■ **Short task**: Search the material for the string "PatCor" and copy each line where it occurs.
* START *
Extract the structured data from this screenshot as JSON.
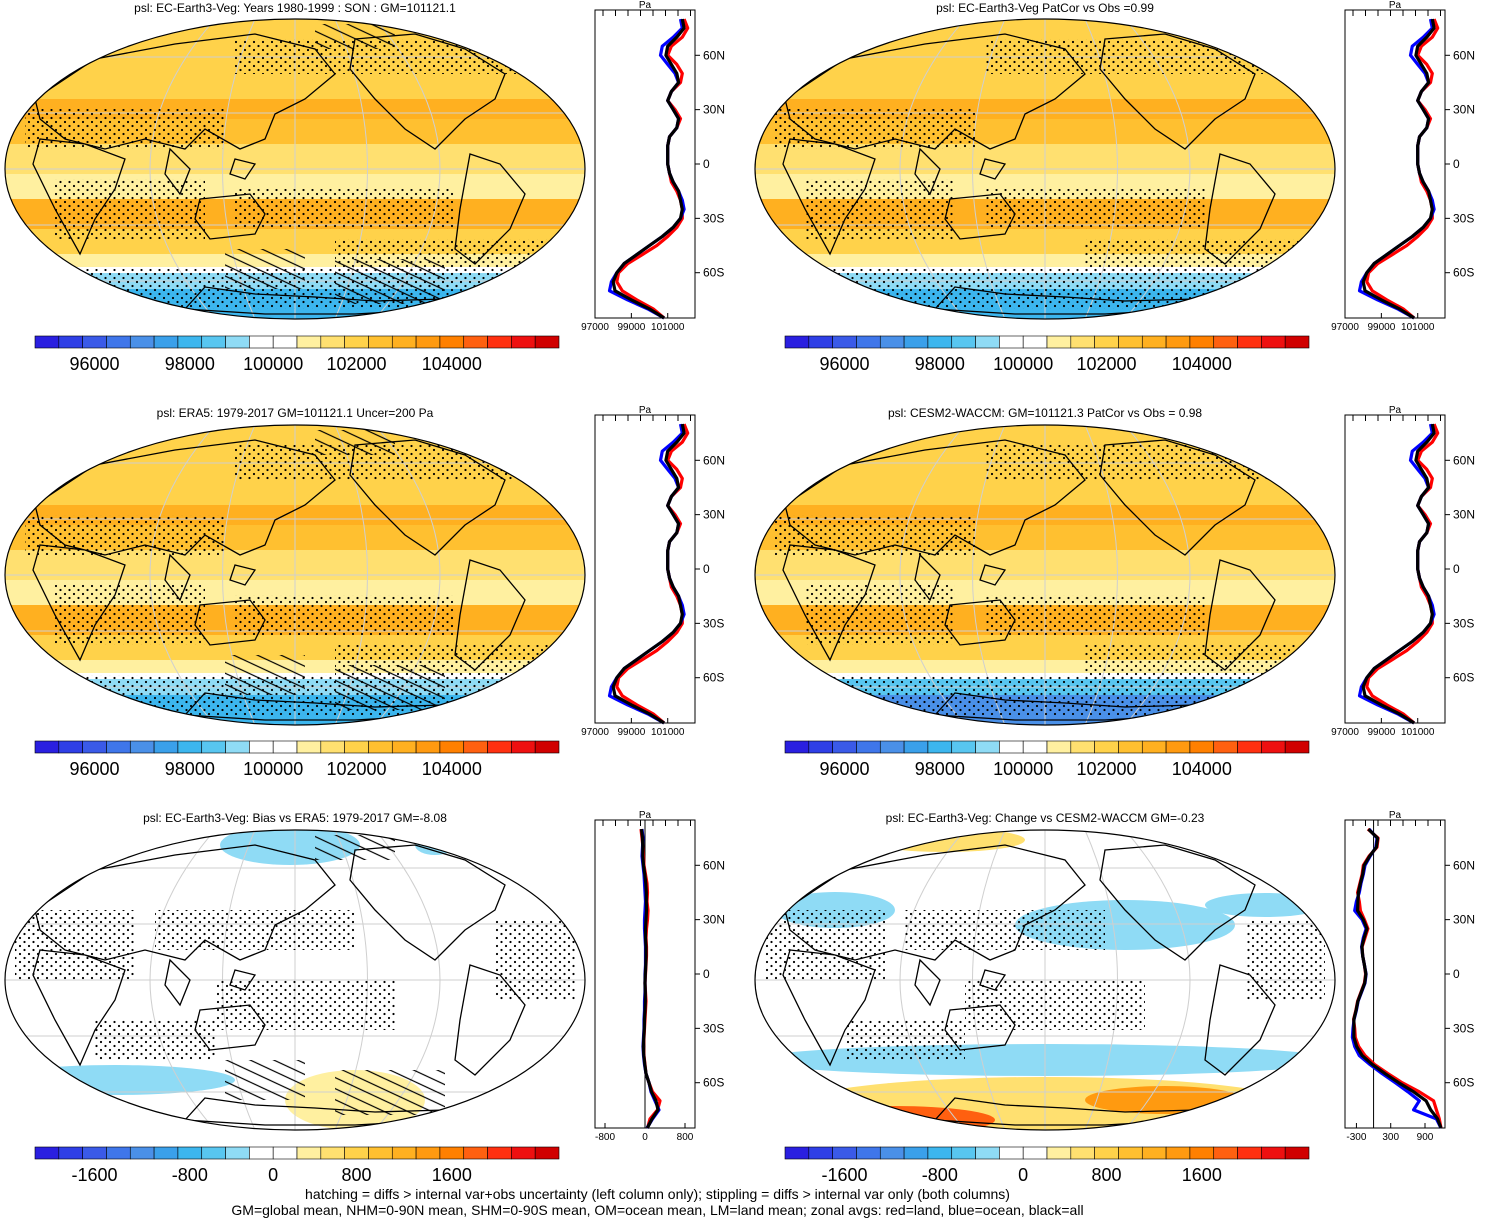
{
  "colors": {
    "levels": [
      "#2a1fe0",
      "#2f3fe6",
      "#3a5ae8",
      "#3f76ea",
      "#4a90e8",
      "#3aa0ea",
      "#3cb6ee",
      "#58c6f0",
      "#8fdbf5",
      "#ffffff",
      "#ffffff",
      "#fff0a0",
      "#ffe070",
      "#ffd24a",
      "#ffc030",
      "#ffb020",
      "#ff9a10",
      "#ff8000",
      "#ff6010",
      "#ff3010",
      "#ee1010",
      "#d00000"
    ],
    "land_line": "#ff0000",
    "ocean_line": "#0000ff",
    "all_line": "#000000"
  },
  "panels": [
    {
      "id": "p1",
      "title": "psl: EC-Earth3-Veg: Years 1980-1999 : SON : GM=101121.1",
      "kind": "abs",
      "stipple": "dense",
      "hatch": true
    },
    {
      "id": "p2",
      "title": "psl: EC-Earth3-Veg PatCor vs Obs =0.99",
      "kind": "abs",
      "stipple": "dense",
      "hatch": false
    },
    {
      "id": "p3",
      "title": "psl: ERA5: 1979-2017 GM=101121.1 Uncer=200 Pa",
      "kind": "abs",
      "stipple": "dense",
      "hatch": true
    },
    {
      "id": "p4",
      "title": "psl: CESM2-WACCM: GM=101121.3 PatCor vs Obs = 0.98",
      "kind": "abs2",
      "stipple": "dense",
      "hatch": false
    },
    {
      "id": "p5",
      "title": "psl: EC-Earth3-Veg: Bias vs ERA5: 1979-2017  GM=-8.08",
      "kind": "bias",
      "stipple": "sparse",
      "hatch": true
    },
    {
      "id": "p6",
      "title": "psl: EC-Earth3-Veg: Change vs CESM2-WACCM GM=-0.23",
      "kind": "change",
      "stipple": "sparse",
      "hatch": false
    }
  ],
  "colorbar_abs": {
    "ticks": [
      "96000",
      "98000",
      "100000",
      "102000",
      "104000"
    ]
  },
  "colorbar_diff": {
    "ticks": [
      "-1600",
      "-800",
      "0",
      "800",
      "1600"
    ]
  },
  "zonal_abs": {
    "unit": "Pa",
    "x_ticks": [
      "97000",
      "99000",
      "101000"
    ],
    "y_ticks": [
      "60N",
      "30N",
      "0",
      "30S",
      "60S"
    ],
    "xlim": [
      97000,
      102500
    ],
    "lat": [
      80,
      75,
      70,
      65,
      60,
      55,
      50,
      45,
      40,
      35,
      30,
      25,
      20,
      15,
      10,
      5,
      0,
      -5,
      -10,
      -15,
      -20,
      -25,
      -30,
      -35,
      -40,
      -45,
      -50,
      -55,
      -60,
      -65,
      -70,
      -75,
      -80,
      -85
    ],
    "series": [
      {
        "name": "land",
        "color": "#ff0000",
        "values": [
          101900,
          102100,
          101800,
          101200,
          101000,
          101500,
          101800,
          101700,
          101200,
          101000,
          101400,
          101700,
          101500,
          101100,
          101000,
          101000,
          101000,
          101100,
          101200,
          101500,
          101700,
          101800,
          101800,
          101500,
          101000,
          100400,
          99600,
          98800,
          98300,
          98200,
          98500,
          99300,
          100200,
          100800
        ]
      },
      {
        "name": "ocean",
        "color": "#0000ff",
        "values": [
          101700,
          101800,
          101300,
          100700,
          100600,
          101000,
          101400,
          101600,
          101200,
          101000,
          101300,
          101600,
          101500,
          101100,
          101000,
          101000,
          101000,
          101100,
          101300,
          101600,
          101800,
          101900,
          101700,
          101300,
          100700,
          100000,
          99300,
          98600,
          98200,
          97900,
          97800,
          98800,
          99900,
          100800
        ]
      },
      {
        "name": "all",
        "color": "#000000",
        "values": [
          101800,
          101900,
          101500,
          101000,
          100900,
          101200,
          101500,
          101600,
          101200,
          101000,
          101300,
          101600,
          101500,
          101100,
          101000,
          101000,
          101000,
          101100,
          101300,
          101600,
          101700,
          101800,
          101700,
          101300,
          100700,
          100000,
          99300,
          98600,
          98200,
          98000,
          98100,
          99000,
          100000,
          100800
        ]
      }
    ]
  },
  "zonal_bias": {
    "unit": "Pa",
    "x_ticks": [
      "-800",
      "0",
      "800"
    ],
    "y_ticks": [
      "60N",
      "30N",
      "0",
      "30S",
      "60S"
    ],
    "xlim": [
      -1000,
      1000
    ],
    "lat": [
      80,
      75,
      70,
      65,
      60,
      55,
      50,
      45,
      40,
      35,
      30,
      25,
      20,
      15,
      10,
      5,
      0,
      -5,
      -10,
      -15,
      -20,
      -25,
      -30,
      -35,
      -40,
      -45,
      -50,
      -55,
      -60,
      -65,
      -70,
      -75,
      -80,
      -85
    ],
    "series": [
      {
        "name": "land",
        "color": "#ff0000",
        "values": [
          -80,
          -60,
          -40,
          -30,
          -20,
          10,
          40,
          50,
          40,
          60,
          50,
          30,
          20,
          30,
          30,
          20,
          10,
          0,
          10,
          20,
          10,
          0,
          -10,
          -20,
          -30,
          -20,
          0,
          20,
          80,
          150,
          300,
          250,
          100,
          50
        ]
      },
      {
        "name": "ocean",
        "color": "#0000ff",
        "values": [
          -60,
          -40,
          -50,
          -60,
          -40,
          -20,
          -10,
          0,
          10,
          0,
          -10,
          -10,
          0,
          10,
          10,
          10,
          0,
          0,
          0,
          -10,
          -10,
          -20,
          -20,
          -30,
          -40,
          -30,
          -10,
          20,
          80,
          120,
          200,
          280,
          150,
          40
        ]
      },
      {
        "name": "all",
        "color": "#000000",
        "values": [
          -70,
          -50,
          -45,
          -45,
          -30,
          -5,
          15,
          25,
          25,
          30,
          20,
          10,
          10,
          20,
          20,
          15,
          5,
          0,
          5,
          5,
          0,
          -10,
          -15,
          -25,
          -35,
          -25,
          -5,
          20,
          80,
          130,
          220,
          260,
          140,
          45
        ]
      }
    ]
  },
  "zonal_change": {
    "unit": "Pa",
    "x_ticks": [
      "-300",
      "300",
      "900"
    ],
    "y_ticks": [
      "60N",
      "30N",
      "0",
      "30S",
      "60S"
    ],
    "xlim": [
      -500,
      1250
    ],
    "lat": [
      80,
      75,
      70,
      65,
      60,
      55,
      50,
      45,
      40,
      35,
      30,
      25,
      20,
      15,
      10,
      5,
      0,
      -5,
      -10,
      -15,
      -20,
      -25,
      -30,
      -35,
      -40,
      -45,
      -50,
      -55,
      -60,
      -65,
      -70,
      -75,
      -80,
      -85
    ],
    "series": [
      {
        "name": "land",
        "color": "#ff0000",
        "values": [
          -100,
          80,
          60,
          -80,
          -180,
          -200,
          -240,
          -280,
          -250,
          -230,
          -160,
          -100,
          -150,
          -200,
          -190,
          -160,
          -140,
          -160,
          -220,
          -280,
          -310,
          -350,
          -330,
          -320,
          -260,
          -150,
          20,
          250,
          500,
          800,
          1050,
          1100,
          1150,
          1180
        ]
      },
      {
        "name": "ocean",
        "color": "#0000ff",
        "values": [
          -80,
          60,
          40,
          -60,
          -150,
          -180,
          -220,
          -250,
          -300,
          -330,
          -200,
          -130,
          -180,
          -210,
          -190,
          -160,
          -130,
          -150,
          -210,
          -270,
          -300,
          -340,
          -360,
          -370,
          -330,
          -250,
          -60,
          150,
          380,
          600,
          800,
          700,
          1100,
          1180
        ]
      },
      {
        "name": "all",
        "color": "#000000",
        "values": [
          -90,
          70,
          50,
          -70,
          -165,
          -190,
          -230,
          -265,
          -275,
          -280,
          -180,
          -115,
          -165,
          -205,
          -190,
          -160,
          -135,
          -155,
          -215,
          -275,
          -305,
          -345,
          -345,
          -345,
          -295,
          -200,
          -20,
          200,
          440,
          700,
          920,
          1000,
          1120,
          1180
        ]
      }
    ]
  },
  "footer": {
    "line1": "hatching = diffs > internal var+obs uncertainty (left column only); stippling = diffs > internal var only (both columns)",
    "line2": "GM=global mean, NHM=0-90N mean, SHM=0-90S mean, OM=ocean mean, LM=land mean; zonal avgs: red=land, blue=ocean, black=all"
  }
}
* END *
■ **Reply**:
      "title": "psl: EC-Earth3-Veg PatCor vs Obs =0.99",
      "title": "psl: CESM2-WACCM: GM=101121.3 PatCor vs Obs = 0.98",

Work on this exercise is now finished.